Dataset listings of figures
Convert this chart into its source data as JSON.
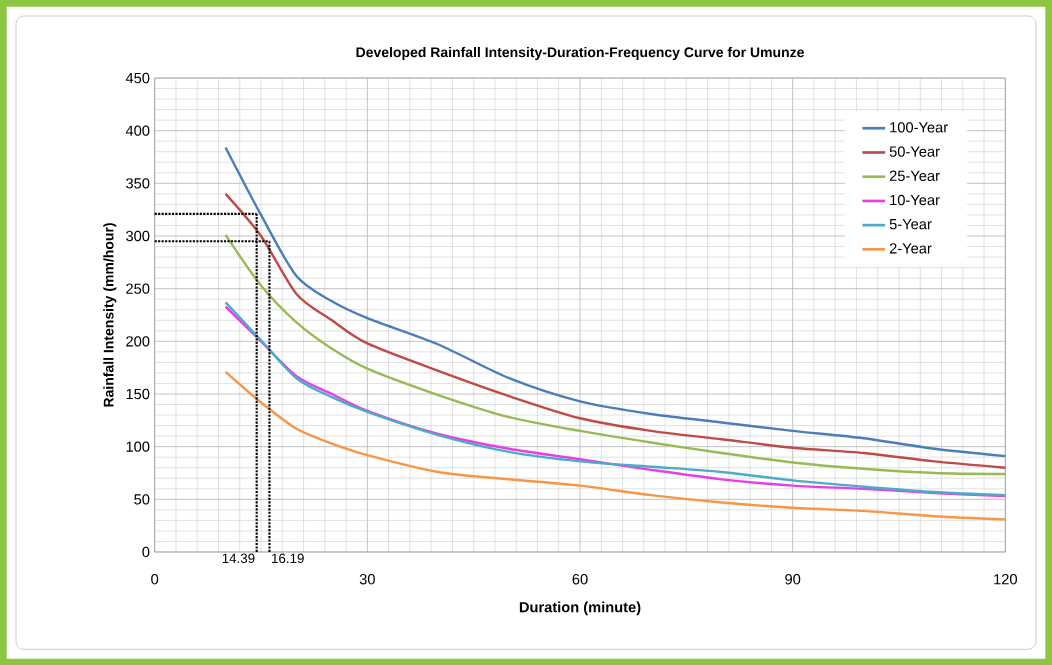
{
  "chart_data": {
    "type": "line",
    "title": "Developed Rainfall Intensity-Duration-Frequency Curve for Umunze",
    "xlabel": "Duration (minute)",
    "ylabel": "Rainfall Intensity (mm/hour)",
    "x": [
      10,
      15,
      20,
      25,
      30,
      40,
      50,
      60,
      70,
      80,
      90,
      100,
      110,
      120
    ],
    "series": [
      {
        "name": "100-Year",
        "color": "#4a7ebb",
        "values": [
          384,
          320,
          262,
          238,
          222,
          197,
          165,
          143,
          131,
          123,
          115,
          108,
          98,
          91
        ]
      },
      {
        "name": "50-Year",
        "color": "#be4b48",
        "values": [
          340,
          300,
          245,
          220,
          198,
          172,
          148,
          127,
          115,
          107,
          99,
          94,
          86,
          80
        ]
      },
      {
        "name": "25-Year",
        "color": "#98b954",
        "values": [
          301,
          253,
          218,
          193,
          174,
          149,
          128,
          115,
          104,
          94,
          85,
          79,
          75,
          74
        ]
      },
      {
        "name": "10-Year",
        "color": "#e83ee8",
        "values": [
          233,
          200,
          167,
          150,
          134,
          112,
          98,
          88,
          78,
          69,
          63,
          60,
          56,
          53
        ]
      },
      {
        "name": "5-Year",
        "color": "#4bacc6",
        "values": [
          237,
          201,
          165,
          147,
          133,
          111,
          95,
          86,
          81,
          76,
          68,
          62,
          57,
          54
        ]
      },
      {
        "name": "2-Year",
        "color": "#f79646",
        "values": [
          171,
          142,
          117,
          103,
          92,
          76,
          69,
          63,
          54,
          47,
          42,
          39,
          34,
          31
        ]
      }
    ],
    "xlim": [
      0,
      120
    ],
    "xticks": [
      0,
      30,
      60,
      90,
      120
    ],
    "ylim": [
      0,
      450
    ],
    "yticks": [
      0,
      50,
      100,
      150,
      200,
      250,
      300,
      350,
      400,
      450
    ],
    "ref_lines": [
      {
        "axis": "x",
        "value": 14.39,
        "label": "14.39",
        "color": "#000000",
        "line_style": "dotted"
      },
      {
        "axis": "x",
        "value": 16.19,
        "label": "16.19",
        "color": "#000000",
        "line_style": "dotted"
      },
      {
        "axis": "y",
        "value": 321,
        "color": "#000000",
        "line_style": "dotted"
      },
      {
        "axis": "y",
        "value": 295,
        "color": "#000000",
        "line_style": "dotted"
      }
    ],
    "grid": true,
    "legend": "top right",
    "marker": "none",
    "line_style": "solid"
  }
}
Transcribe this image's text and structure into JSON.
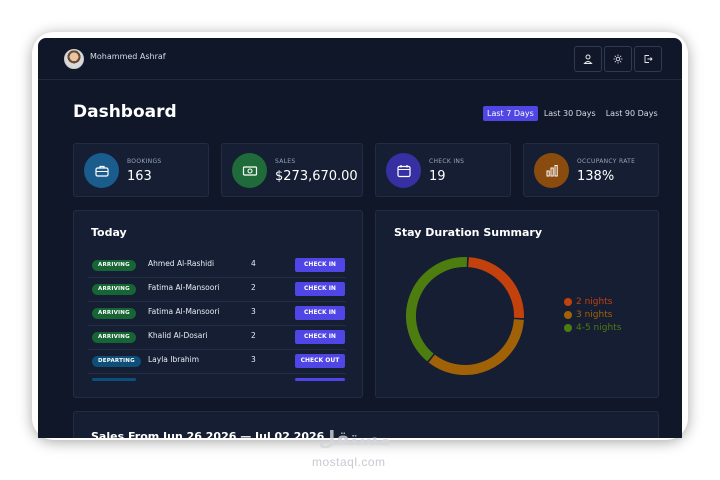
{
  "header": {
    "user_name": "Mohammed Ashraf",
    "buttons": [
      {
        "icon": "user-icon"
      },
      {
        "icon": "sun-icon"
      },
      {
        "icon": "logout-icon"
      }
    ]
  },
  "page": {
    "title": "Dashboard",
    "ranges": [
      "Last 7 Days",
      "Last 30 Days",
      "Last 90 Days"
    ],
    "active_range": "Last 7 Days"
  },
  "kpis": [
    {
      "label": "BOOKINGS",
      "value": "163",
      "icon": "briefcase-icon",
      "color": "#1a5c8c"
    },
    {
      "label": "SALES",
      "value": "$273,670.00",
      "icon": "cash-icon",
      "color": "#1f6b3a"
    },
    {
      "label": "CHECK INS",
      "value": "19",
      "icon": "calendar-icon",
      "color": "#3730a3"
    },
    {
      "label": "OCCUPANCY RATE",
      "value": "138%",
      "icon": "bar-chart-icon",
      "color": "#8a4b0e"
    }
  ],
  "today": {
    "title": "Today",
    "rows": [
      {
        "status": "ARRIVING",
        "status_color": "#166534",
        "name": "Ahmed Al-Rashidi",
        "count": "4",
        "action": "CHECK IN"
      },
      {
        "status": "ARRIVING",
        "status_color": "#166534",
        "name": "Fatima Al-Mansoori",
        "count": "2",
        "action": "CHECK IN"
      },
      {
        "status": "ARRIVING",
        "status_color": "#166534",
        "name": "Fatima Al-Mansoori",
        "count": "3",
        "action": "CHECK IN"
      },
      {
        "status": "ARRIVING",
        "status_color": "#166534",
        "name": "Khalid Al-Dosari",
        "count": "2",
        "action": "CHECK IN"
      },
      {
        "status": "DEPARTING",
        "status_color": "#0e4f7a",
        "name": "Layla Ibrahim",
        "count": "3",
        "action": "CHECK OUT"
      }
    ]
  },
  "stay_summary": {
    "title": "Stay Duration Summary",
    "segments": [
      {
        "label": "2 nights",
        "value": 25,
        "color": "#c2410c"
      },
      {
        "label": "3 nights",
        "value": 35,
        "color": "#a16207"
      },
      {
        "label": "4-5 nights",
        "value": 40,
        "color": "#4d7c0f"
      }
    ]
  },
  "sales_panel": {
    "title": "Sales From Jun 26 2026 — Jul 02 2026"
  },
  "watermark": {
    "logo_text": "مستقل",
    "site": "mostaql.com"
  },
  "colors": {
    "accent": "#4f46e5",
    "background": "#0f1729",
    "card": "#151e32"
  }
}
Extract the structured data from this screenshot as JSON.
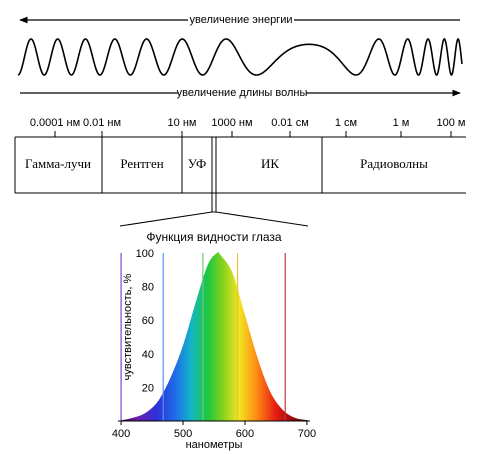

_PROBLEM DESCRIPTION_. Only lines holding the string "Year" are wanted; gather each one from the entries above.

_TASK SOLUTION_.
        "name": "100-Year",
        "name": "50-Year",
        "name": "25-Year",
        "name": "10-Year",
        "name": "5-Year",
        "name": "2-Year",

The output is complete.